WRITTEN PROBLEM: Return the lines below exactly as they appear, starting with the line that contains "In the image" and going on through the line that contains "71, 81, 88]", including both of those lines.

SOURCE RECORDS:
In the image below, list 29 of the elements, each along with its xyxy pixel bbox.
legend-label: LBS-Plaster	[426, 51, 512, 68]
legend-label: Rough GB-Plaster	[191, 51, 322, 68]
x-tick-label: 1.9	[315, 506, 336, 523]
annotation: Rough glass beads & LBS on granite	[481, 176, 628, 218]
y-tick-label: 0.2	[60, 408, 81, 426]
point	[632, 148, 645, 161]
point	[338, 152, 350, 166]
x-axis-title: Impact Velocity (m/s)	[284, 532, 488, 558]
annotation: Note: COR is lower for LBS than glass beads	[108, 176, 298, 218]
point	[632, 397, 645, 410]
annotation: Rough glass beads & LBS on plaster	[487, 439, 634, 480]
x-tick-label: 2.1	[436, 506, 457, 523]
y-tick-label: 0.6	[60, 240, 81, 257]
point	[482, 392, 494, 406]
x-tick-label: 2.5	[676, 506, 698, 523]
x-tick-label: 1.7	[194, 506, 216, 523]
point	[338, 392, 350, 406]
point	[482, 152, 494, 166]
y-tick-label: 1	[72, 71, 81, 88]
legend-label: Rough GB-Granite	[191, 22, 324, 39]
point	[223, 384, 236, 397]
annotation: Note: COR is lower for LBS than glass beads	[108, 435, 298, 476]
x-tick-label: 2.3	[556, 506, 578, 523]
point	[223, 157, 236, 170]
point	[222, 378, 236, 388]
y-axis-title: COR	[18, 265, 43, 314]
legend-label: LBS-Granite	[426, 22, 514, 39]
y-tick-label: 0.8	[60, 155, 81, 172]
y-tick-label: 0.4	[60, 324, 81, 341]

...

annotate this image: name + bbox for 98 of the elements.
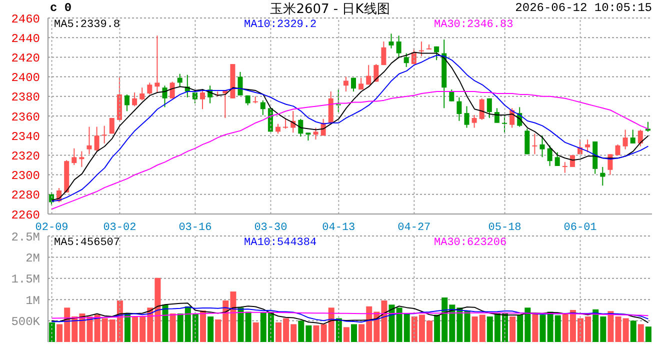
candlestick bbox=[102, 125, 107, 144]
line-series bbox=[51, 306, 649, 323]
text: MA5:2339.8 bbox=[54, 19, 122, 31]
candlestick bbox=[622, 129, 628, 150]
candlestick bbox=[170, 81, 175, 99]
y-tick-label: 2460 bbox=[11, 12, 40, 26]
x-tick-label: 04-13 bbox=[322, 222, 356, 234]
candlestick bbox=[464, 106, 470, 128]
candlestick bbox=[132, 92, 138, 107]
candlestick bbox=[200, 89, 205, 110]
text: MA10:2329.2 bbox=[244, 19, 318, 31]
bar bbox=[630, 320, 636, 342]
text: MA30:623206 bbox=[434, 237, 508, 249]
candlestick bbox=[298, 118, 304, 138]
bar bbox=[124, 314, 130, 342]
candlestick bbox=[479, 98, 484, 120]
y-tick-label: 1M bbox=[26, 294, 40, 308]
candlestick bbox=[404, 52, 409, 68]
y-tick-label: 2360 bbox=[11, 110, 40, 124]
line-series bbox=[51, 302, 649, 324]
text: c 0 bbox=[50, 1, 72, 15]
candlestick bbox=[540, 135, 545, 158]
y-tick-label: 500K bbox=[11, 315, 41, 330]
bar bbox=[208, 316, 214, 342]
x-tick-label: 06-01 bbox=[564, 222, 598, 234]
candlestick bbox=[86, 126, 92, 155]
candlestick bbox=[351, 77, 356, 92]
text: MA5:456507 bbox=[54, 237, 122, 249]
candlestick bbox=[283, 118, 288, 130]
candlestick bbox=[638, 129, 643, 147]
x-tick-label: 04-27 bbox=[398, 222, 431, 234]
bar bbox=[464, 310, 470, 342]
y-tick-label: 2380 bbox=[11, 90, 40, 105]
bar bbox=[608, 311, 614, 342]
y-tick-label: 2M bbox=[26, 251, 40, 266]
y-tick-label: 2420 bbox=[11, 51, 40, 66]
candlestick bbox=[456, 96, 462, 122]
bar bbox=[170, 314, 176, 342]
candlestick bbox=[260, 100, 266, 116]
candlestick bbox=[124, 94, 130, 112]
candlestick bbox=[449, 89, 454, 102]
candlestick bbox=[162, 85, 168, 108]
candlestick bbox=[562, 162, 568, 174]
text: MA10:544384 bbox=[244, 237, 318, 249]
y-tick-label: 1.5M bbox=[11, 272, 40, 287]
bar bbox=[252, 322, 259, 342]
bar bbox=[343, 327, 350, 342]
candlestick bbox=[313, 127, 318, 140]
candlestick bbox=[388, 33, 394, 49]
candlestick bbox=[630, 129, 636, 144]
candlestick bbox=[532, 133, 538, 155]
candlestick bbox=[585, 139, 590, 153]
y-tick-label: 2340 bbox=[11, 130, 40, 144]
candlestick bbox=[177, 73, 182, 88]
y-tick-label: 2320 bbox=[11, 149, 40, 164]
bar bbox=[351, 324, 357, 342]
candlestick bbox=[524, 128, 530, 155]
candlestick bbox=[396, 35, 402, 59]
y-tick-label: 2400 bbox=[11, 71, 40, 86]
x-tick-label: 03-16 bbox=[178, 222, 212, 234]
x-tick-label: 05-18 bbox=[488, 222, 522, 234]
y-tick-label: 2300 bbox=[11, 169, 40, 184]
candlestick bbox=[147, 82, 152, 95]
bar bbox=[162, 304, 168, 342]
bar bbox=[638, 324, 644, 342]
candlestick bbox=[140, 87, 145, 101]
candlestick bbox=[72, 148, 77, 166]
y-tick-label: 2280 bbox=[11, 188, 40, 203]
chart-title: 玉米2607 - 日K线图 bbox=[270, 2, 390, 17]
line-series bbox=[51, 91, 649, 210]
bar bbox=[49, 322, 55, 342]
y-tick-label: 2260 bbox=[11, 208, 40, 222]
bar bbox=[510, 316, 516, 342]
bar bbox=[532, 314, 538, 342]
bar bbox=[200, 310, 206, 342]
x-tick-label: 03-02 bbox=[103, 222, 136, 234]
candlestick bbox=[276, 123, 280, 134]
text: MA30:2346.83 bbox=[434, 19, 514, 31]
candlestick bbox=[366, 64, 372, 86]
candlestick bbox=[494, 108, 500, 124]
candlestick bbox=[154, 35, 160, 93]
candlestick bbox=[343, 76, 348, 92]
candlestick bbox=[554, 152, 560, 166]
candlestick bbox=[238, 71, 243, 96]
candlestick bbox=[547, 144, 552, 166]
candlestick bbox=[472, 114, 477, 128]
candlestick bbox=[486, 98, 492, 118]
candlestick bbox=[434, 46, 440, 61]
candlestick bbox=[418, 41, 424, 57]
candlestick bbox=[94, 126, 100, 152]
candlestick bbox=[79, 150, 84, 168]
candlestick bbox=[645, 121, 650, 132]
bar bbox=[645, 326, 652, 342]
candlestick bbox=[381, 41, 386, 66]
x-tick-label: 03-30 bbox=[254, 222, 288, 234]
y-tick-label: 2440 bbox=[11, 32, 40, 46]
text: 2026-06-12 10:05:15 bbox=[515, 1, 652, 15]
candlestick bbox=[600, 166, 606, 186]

FINAL RESULT:
In the image below, list 29 of the elements, each along with its xyxy pixel bbox.
legend-label: LBS-Plaster	[426, 51, 512, 68]
legend-label: Rough GB-Plaster	[191, 51, 322, 68]
x-tick-label: 1.9	[315, 506, 336, 523]
annotation: Rough glass beads & LBS on granite	[481, 176, 628, 218]
y-tick-label: 0.2	[60, 408, 81, 426]
point	[632, 148, 645, 161]
point	[338, 152, 350, 166]
x-axis-title: Impact Velocity (m/s)	[284, 532, 488, 558]
annotation: Note: COR is lower for LBS than glass beads	[108, 176, 298, 218]
point	[632, 397, 645, 410]
annotation: Rough glass beads & LBS on plaster	[487, 439, 634, 480]
x-tick-label: 2.1	[436, 506, 457, 523]
y-tick-label: 0.6	[60, 240, 81, 257]
point	[482, 392, 494, 406]
x-tick-label: 2.5	[676, 506, 698, 523]
x-tick-label: 1.7	[194, 506, 216, 523]
point	[338, 392, 350, 406]
point	[482, 152, 494, 166]
y-tick-label: 1	[72, 71, 81, 88]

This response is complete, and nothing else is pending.